--- start DATA SUPPLIED ---
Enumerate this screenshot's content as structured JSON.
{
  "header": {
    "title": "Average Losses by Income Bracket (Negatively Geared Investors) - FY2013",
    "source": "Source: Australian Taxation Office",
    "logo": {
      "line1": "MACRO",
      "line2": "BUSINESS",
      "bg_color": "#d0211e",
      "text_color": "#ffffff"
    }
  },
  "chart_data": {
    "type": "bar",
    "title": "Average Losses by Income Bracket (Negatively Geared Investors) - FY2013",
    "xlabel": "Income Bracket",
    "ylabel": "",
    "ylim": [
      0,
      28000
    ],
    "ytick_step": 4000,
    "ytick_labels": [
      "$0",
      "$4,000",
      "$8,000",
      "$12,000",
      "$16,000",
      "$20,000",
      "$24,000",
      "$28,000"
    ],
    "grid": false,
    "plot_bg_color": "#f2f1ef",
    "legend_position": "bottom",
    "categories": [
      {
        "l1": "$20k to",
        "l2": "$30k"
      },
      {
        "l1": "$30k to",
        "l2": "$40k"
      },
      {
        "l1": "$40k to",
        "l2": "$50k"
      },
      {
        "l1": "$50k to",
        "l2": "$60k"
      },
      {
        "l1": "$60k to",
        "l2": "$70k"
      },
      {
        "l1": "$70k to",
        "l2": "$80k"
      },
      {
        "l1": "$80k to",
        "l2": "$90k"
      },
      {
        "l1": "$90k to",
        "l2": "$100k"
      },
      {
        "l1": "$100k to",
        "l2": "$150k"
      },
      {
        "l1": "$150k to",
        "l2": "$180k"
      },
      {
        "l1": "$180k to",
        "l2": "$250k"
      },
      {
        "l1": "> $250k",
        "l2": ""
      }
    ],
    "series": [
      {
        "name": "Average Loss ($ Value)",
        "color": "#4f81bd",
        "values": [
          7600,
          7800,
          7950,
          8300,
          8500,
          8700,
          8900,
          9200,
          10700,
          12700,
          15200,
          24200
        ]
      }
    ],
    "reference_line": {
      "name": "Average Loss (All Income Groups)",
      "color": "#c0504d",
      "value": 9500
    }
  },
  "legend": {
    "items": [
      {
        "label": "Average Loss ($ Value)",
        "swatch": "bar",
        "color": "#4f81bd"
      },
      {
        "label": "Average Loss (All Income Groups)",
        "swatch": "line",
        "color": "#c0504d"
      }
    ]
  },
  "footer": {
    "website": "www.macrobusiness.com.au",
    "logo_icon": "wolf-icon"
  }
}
--- end DATA SUPPLIED ---
REQUIRED TASK ▸ Copy the entries above exactly, leaving none out.

TASK ANSWER ▸
Enumerate this screenshot's content as structured JSON.
{
  "header": {
    "title": "Average Losses by Income Bracket (Negatively Geared Investors) - FY2013",
    "source": "Source: Australian Taxation Office",
    "logo": {
      "line1": "MACRO",
      "line2": "BUSINESS",
      "bg_color": "#d0211e",
      "text_color": "#ffffff"
    }
  },
  "chart_data": {
    "type": "bar",
    "title": "Average Losses by Income Bracket (Negatively Geared Investors) - FY2013",
    "xlabel": "Income Bracket",
    "ylabel": "",
    "ylim": [
      0,
      28000
    ],
    "ytick_step": 4000,
    "ytick_labels": [
      "$0",
      "$4,000",
      "$8,000",
      "$12,000",
      "$16,000",
      "$20,000",
      "$24,000",
      "$28,000"
    ],
    "grid": false,
    "plot_bg_color": "#f2f1ef",
    "legend_position": "bottom",
    "categories": [
      {
        "l1": "$20k to",
        "l2": "$30k"
      },
      {
        "l1": "$30k to",
        "l2": "$40k"
      },
      {
        "l1": "$40k to",
        "l2": "$50k"
      },
      {
        "l1": "$50k to",
        "l2": "$60k"
      },
      {
        "l1": "$60k to",
        "l2": "$70k"
      },
      {
        "l1": "$70k to",
        "l2": "$80k"
      },
      {
        "l1": "$80k to",
        "l2": "$90k"
      },
      {
        "l1": "$90k to",
        "l2": "$100k"
      },
      {
        "l1": "$100k to",
        "l2": "$150k"
      },
      {
        "l1": "$150k to",
        "l2": "$180k"
      },
      {
        "l1": "$180k to",
        "l2": "$250k"
      },
      {
        "l1": "> $250k",
        "l2": ""
      }
    ],
    "series": [
      {
        "name": "Average Loss ($ Value)",
        "color": "#4f81bd",
        "values": [
          7600,
          7800,
          7950,
          8300,
          8500,
          8700,
          8900,
          9200,
          10700,
          12700,
          15200,
          24200
        ]
      }
    ],
    "reference_line": {
      "name": "Average Loss (All Income Groups)",
      "color": "#c0504d",
      "value": 9500
    }
  },
  "legend": {
    "items": [
      {
        "label": "Average Loss ($ Value)",
        "swatch": "bar",
        "color": "#4f81bd"
      },
      {
        "label": "Average Loss (All Income Groups)",
        "swatch": "line",
        "color": "#c0504d"
      }
    ]
  },
  "footer": {
    "website": "www.macrobusiness.com.au",
    "logo_icon": "wolf-icon"
  }
}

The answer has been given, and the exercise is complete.